▼

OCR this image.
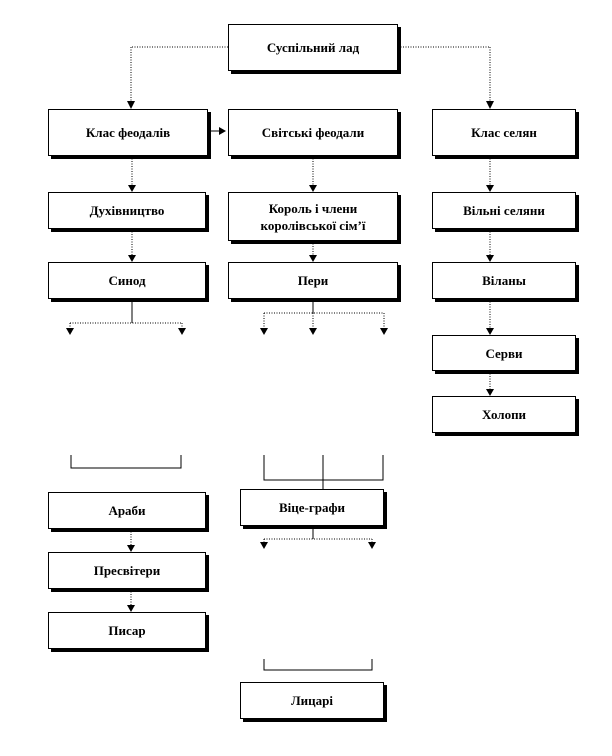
Суспільний лад
Клас феодалів	Світські феодали	Клас селян
Духівництво	Король і члени
королівської сім’ї
Вільні селяни
Синод	Пери	Віланы
Серви
Холопи
Араби	Віце-графи
Пресвітери
Писар
Лицарі
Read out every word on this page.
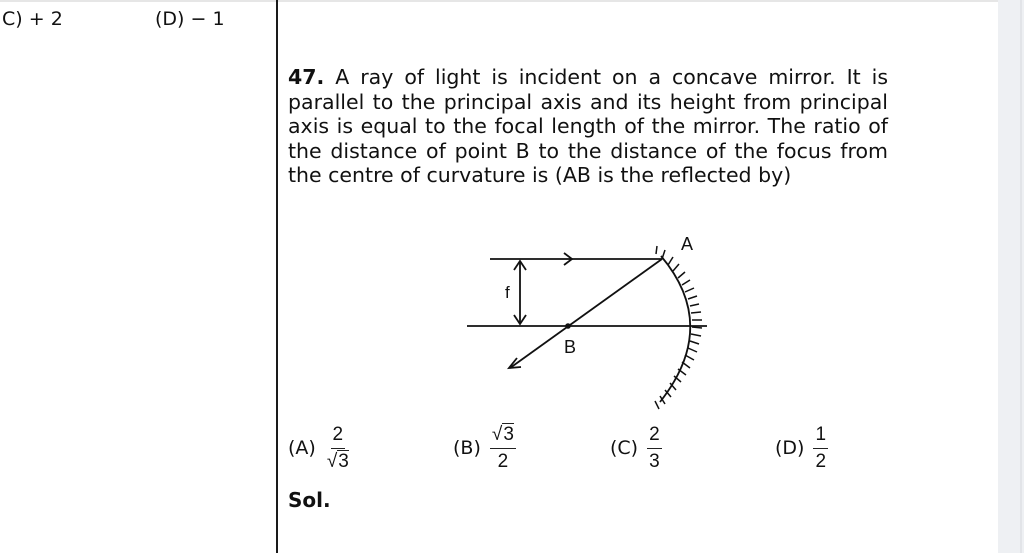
C) + 2	(D) − 1
47. A ray of light is incident on a concave mirror. It is parallel to the principal axis and its height from principal axis is equal to the focal length of the mirror. The ratio of the distance of point B to the distance of the focus from the centre of curvature is (AB is the reflected by)
A
B
f
$(A) \frac{2}{√3}$	$(B) \frac{√3}{2}$	$(C) \frac{2}{3}$	$(D) \frac{1}{2}$
Sol.
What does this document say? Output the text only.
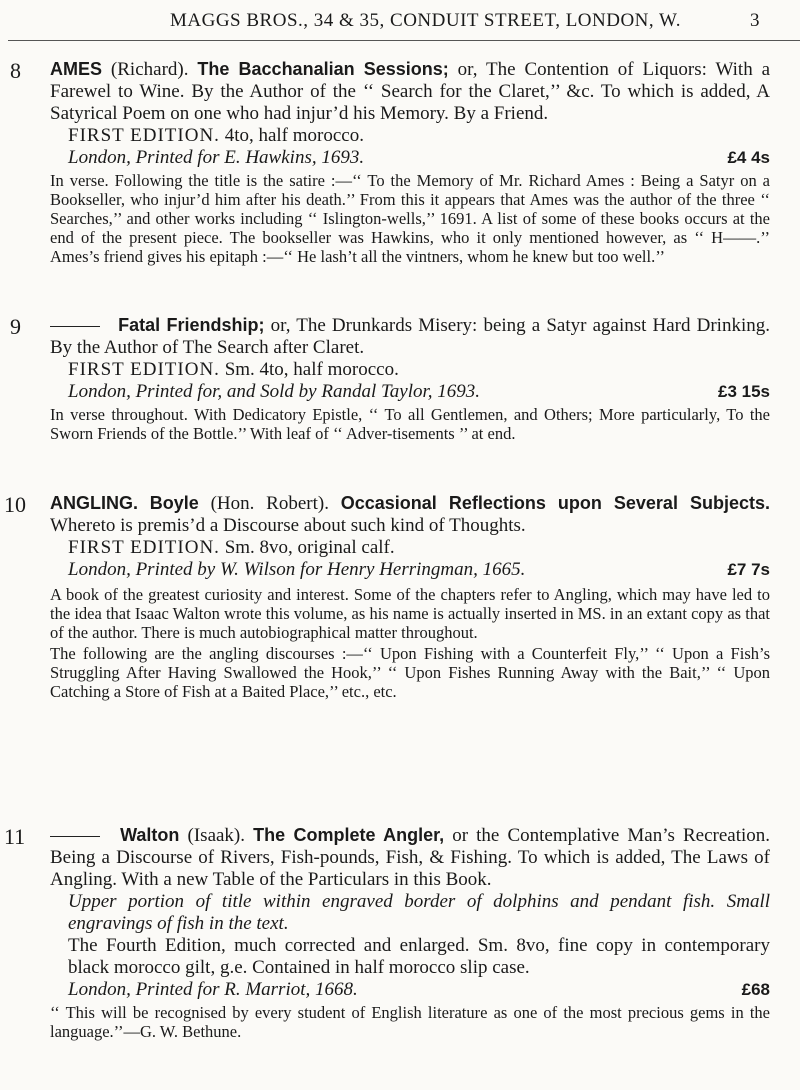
MAGGS BROS., 34 & 35, CONDUIT STREET, LONDON, W.	3
8 AMES (Richard). The Bacchanalian Sessions; or, The Contention of Liquors: With a Farewel to Wine. By the Author of the ‘‘ Search for the Claret,’’ &c. To which is added, A Satyrical Poem on one who had injur’d his Memory. By a Friend.

FIRST EDITION. 4to, half morocco.

London, Printed for E. Hawkins, 1693.	£4 4s

In verse. Following the title is the satire :—‘‘ To the Memory of Mr. Richard Ames : Being a Satyr on a Bookseller, who injur’d him after his death.’’ From this it appears that Ames was the author of the three ‘‘ Searches,’’ and other works including ‘‘ Islington-wells,’’ 1691. A list of some of these books occurs at the end of the present piece. The bookseller was Hawkins, who it only mentioned however, as ‘‘ H——.’’ Ames’s friend gives his epitaph :—‘‘ He lash’t all the vintners, whom he knew but too well.’’

9	Fatal Friendship; or, The Drunkards Misery: being a Satyr against Hard Drinking. By the Author of The Search after Claret.

FIRST EDITION. Sm. 4to, half morocco.

London, Printed for, and Sold by Randal Taylor, 1693.	£3 15s

In verse throughout. With Dedicatory Epistle, ‘‘ To all Gentlemen, and Others; More particularly, To the Sworn Friends of the Bottle.’’ With leaf of ‘‘ Adver-tisements ’’ at end.

10 ANGLING. Boyle (Hon. Robert). Occasional Reflections upon Several Subjects. Whereto is premis’d a Discourse about such kind of Thoughts.

FIRST EDITION. Sm. 8vo, original calf.

London, Printed by W. Wilson for Henry Herringman, 1665.	£7 7s

A book of the greatest curiosity and interest. Some of the chapters refer to Angling, which may have led to the idea that Isaac Walton wrote this volume, as his name is actually inserted in MS. in an extant copy as that of the author. There is much autobiographical matter throughout.

The following are the angling discourses :—‘‘ Upon Fishing with a Counterfeit Fly,’’ ‘‘ Upon a Fish’s Struggling After Having Swallowed the Hook,’’ ‘‘ Upon Fishes Running Away with the Bait,’’ ‘‘ Upon Catching a Store of Fish at a Baited Place,’’ etc., etc.

11	Walton (Isaak). The Complete Angler, or the Contemplative Man’s Recreation. Being a Discourse of Rivers, Fish-pounds, Fish, & Fishing. To which is added, The Laws of Angling. With a new Table of the Particulars in this Book.

Upper portion of title within engraved border of dolphins and pendant fish. Small engravings of fish in the text.

The Fourth Edition, much corrected and enlarged. Sm. 8vo, fine copy in contemporary black morocco gilt, g.e. Contained in half morocco slip case.

London, Printed for R. Marriot, 1668.	£68

‘‘ This will be recognised by every student of English literature as one of the most precious gems in the language.’’—G. W. Bethune.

▲

Check every line for "morocco" and show the ones that have it.

FIRST EDITION. 4to, half morocco.
FIRST EDITION. Sm. 4to, half morocco.
The Fourth Edition, much corrected and enlarged. Sm. 8vo, fine copy in contemporary black morocco gilt, g.e. Contained in half morocco slip case.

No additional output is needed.